• Document extract
◆ ◆ ◆ ◆ ◆

These words were pioneers of the Commissioners’ reports, in which they find a literal echo. The reports, with her own evidence and that of other ladies interested in education, were by Miss Beale preserved for posterity. She perceived instinctively that if they were not brought into general circulation all would soon be forgotten, much never known at all. With that stern sense of economy which caused her never to waste an opportunity or a scrap of material, she took the task upon herself. She obtained permission to republish the matter relating to girls’ schools in a single volume, for which she wrote a preface. In this she dealt with the evidence of the Commissioners, discussing at some length the questions of examinations and overwork. But she sought chiefly, as she had already done a few years before in an article in Fraser’s Magazine,[41] to show the need of real study for women, the advantage to be gained for character and mind from such subjects as history and literature.

◆ ◆ ◆ ◆ ◆

• Item position entries
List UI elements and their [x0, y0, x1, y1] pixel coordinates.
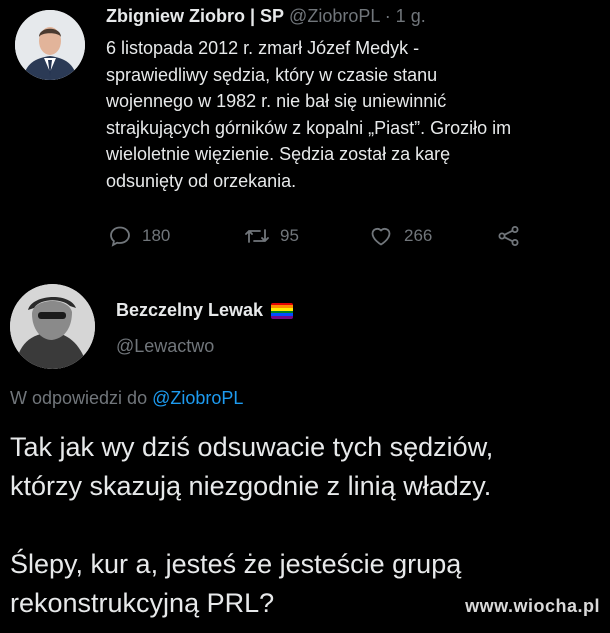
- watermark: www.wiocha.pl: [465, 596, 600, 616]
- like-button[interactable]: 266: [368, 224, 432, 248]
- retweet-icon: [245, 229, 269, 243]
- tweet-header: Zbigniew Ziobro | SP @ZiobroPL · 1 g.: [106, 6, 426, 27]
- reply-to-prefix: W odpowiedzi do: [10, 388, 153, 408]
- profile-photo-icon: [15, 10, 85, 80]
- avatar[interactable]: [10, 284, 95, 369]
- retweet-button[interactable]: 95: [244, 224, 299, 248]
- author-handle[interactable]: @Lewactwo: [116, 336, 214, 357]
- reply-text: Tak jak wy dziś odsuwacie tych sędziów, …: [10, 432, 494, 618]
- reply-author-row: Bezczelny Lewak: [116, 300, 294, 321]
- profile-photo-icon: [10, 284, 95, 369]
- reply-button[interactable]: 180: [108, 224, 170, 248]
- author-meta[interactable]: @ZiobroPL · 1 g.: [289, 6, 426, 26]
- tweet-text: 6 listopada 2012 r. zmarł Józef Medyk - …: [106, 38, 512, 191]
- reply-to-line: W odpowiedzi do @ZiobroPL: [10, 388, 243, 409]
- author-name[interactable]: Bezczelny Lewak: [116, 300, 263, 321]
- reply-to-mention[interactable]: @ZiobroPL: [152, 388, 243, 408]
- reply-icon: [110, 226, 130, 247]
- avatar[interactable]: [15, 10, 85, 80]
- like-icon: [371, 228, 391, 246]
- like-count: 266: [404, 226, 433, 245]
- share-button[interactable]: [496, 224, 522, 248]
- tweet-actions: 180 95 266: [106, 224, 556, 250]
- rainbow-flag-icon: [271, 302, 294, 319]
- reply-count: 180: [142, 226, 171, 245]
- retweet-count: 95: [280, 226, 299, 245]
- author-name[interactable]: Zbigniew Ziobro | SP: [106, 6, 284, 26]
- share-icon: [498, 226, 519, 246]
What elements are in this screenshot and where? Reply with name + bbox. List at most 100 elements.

◆ ◆ ◆ ◆ ◆

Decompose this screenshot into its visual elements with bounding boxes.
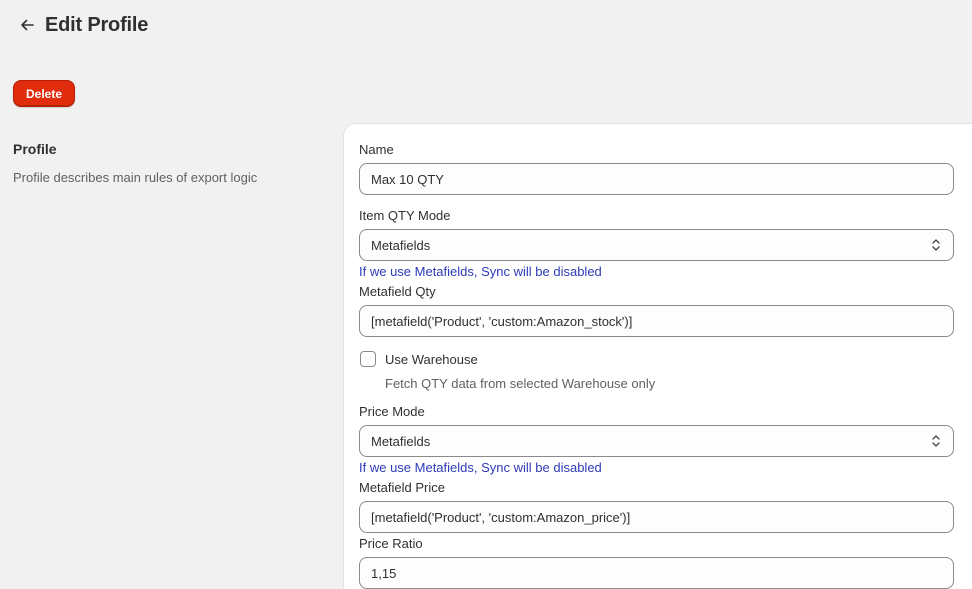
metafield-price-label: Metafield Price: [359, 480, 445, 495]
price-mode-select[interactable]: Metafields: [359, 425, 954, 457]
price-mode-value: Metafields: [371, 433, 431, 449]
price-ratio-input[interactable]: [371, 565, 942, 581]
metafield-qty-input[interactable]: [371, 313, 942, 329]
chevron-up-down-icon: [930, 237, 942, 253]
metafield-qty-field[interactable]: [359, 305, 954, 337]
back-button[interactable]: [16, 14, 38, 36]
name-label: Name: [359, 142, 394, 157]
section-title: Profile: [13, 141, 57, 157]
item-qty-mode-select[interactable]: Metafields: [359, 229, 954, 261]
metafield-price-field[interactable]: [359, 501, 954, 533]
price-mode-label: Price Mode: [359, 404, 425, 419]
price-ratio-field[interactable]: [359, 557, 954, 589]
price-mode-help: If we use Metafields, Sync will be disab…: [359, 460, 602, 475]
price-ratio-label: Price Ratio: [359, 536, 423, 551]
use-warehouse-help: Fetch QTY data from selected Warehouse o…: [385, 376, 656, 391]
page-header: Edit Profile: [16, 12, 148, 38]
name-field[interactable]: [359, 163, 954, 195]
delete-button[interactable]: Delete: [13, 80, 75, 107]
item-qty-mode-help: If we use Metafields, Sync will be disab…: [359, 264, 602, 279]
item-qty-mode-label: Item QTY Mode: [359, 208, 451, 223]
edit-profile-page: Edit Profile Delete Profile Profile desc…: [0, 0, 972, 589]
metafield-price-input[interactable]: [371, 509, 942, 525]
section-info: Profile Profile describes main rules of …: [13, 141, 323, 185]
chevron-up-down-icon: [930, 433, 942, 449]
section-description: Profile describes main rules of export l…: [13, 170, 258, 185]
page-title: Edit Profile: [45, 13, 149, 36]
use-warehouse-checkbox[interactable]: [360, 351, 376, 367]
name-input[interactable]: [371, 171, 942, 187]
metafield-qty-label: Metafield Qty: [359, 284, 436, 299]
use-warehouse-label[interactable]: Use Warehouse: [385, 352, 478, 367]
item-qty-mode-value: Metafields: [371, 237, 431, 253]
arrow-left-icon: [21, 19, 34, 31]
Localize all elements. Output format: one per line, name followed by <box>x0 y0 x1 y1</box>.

◆ ◆ ◆ ◆ ◆

• Work to complete
1. According to the passage about Miss Beale, in which periodical had she earlier published an article on the need of real study for women?
2. Arrange as a numbered list the lines of the records running from the line containing "- watermark: www.wiocha.pl: [465, 596, 600, 616]" down to the line containing "- reply-to-prefix: W", including both of those lines.

• Task answers
1. Fraser’s Magazine

2.
1. - watermark: www.wiocha.pl: [465, 596, 600, 616]
2. - like-button[interactable]: 266: [368, 224, 432, 248]
3. - retweet-icon: [245, 229, 269, 243]
4. - tweet-header: Zbigniew Ziobro | SP @ZiobroPL · 1 g.: [106, 6, 426, 27]
5. - reply-to-prefix: W odpowiedzi do: [10, 388, 153, 408]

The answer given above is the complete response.